WHAT YOU ARE ASKED TO DO>
List every line below containing "text".

GIVEN ENTRIES>

--------------------------------------------------

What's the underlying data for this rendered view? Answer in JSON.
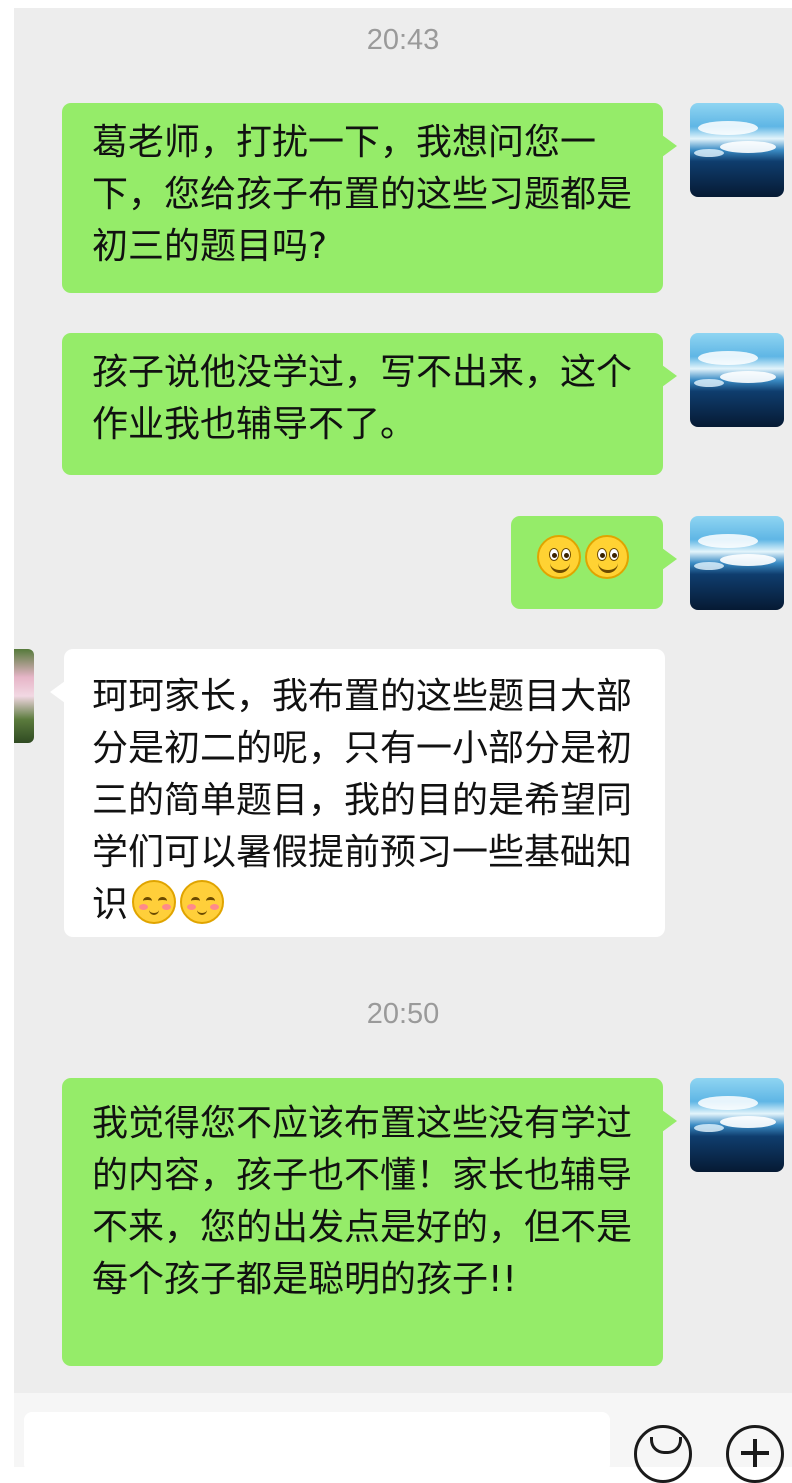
{
  "timestamps": [
    "20:43",
    "20:50"
  ],
  "messages": [
    {
      "from": "me",
      "text": "葛老师，打扰一下，我想问您一下，您给孩子布置的这些习题都是初三的题目吗?"
    },
    {
      "from": "me",
      "text": "孩子说他没学过，写不出来，这个作业我也辅导不了。"
    },
    {
      "from": "me",
      "emoji": [
        "smile-emoji",
        "smile-emoji"
      ]
    },
    {
      "from": "teacher",
      "text": "珂珂家长，我布置的这些题目大部分是初二的呢，只有一小部分是初三的简单题目，我的目的是希望同学们可以暑假提前预习一些基础知识",
      "emoji": [
        "blush-emoji",
        "blush-emoji"
      ]
    },
    {
      "from": "me",
      "text": "我觉得您不应该布置这些没有学过的内容，孩子也不懂！家长也辅导不来，您的出发点是好的，但不是每个孩子都是聪明的孩子!!"
    }
  ],
  "input_bar": {
    "icons": [
      "emoji-icon",
      "plus-icon"
    ]
  },
  "colors": {
    "sent_bubble": "#95ec69",
    "received_bubble": "#ffffff",
    "chat_bg": "#ededed"
  }
}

--------------------------------------------------

OUTPUT OF THE EXERCISE>
      "text": "葛老师，打扰一下，我想问您一下，您给孩子布置的这些习题都是初三的题目吗?"
      "text": "孩子说他没学过，写不出来，这个作业我也辅导不了。"
      "text": "珂珂家长，我布置的这些题目大部分是初二的呢，只有一小部分是初三的简单题目，我的目的是希望同学们可以暑假提前预习一些基础知识",
      "text": "我觉得您不应该布置这些没有学过的内容，孩子也不懂！家长也辅导不来，您的出发点是好的，但不是每个孩子都是聪明的孩子!!"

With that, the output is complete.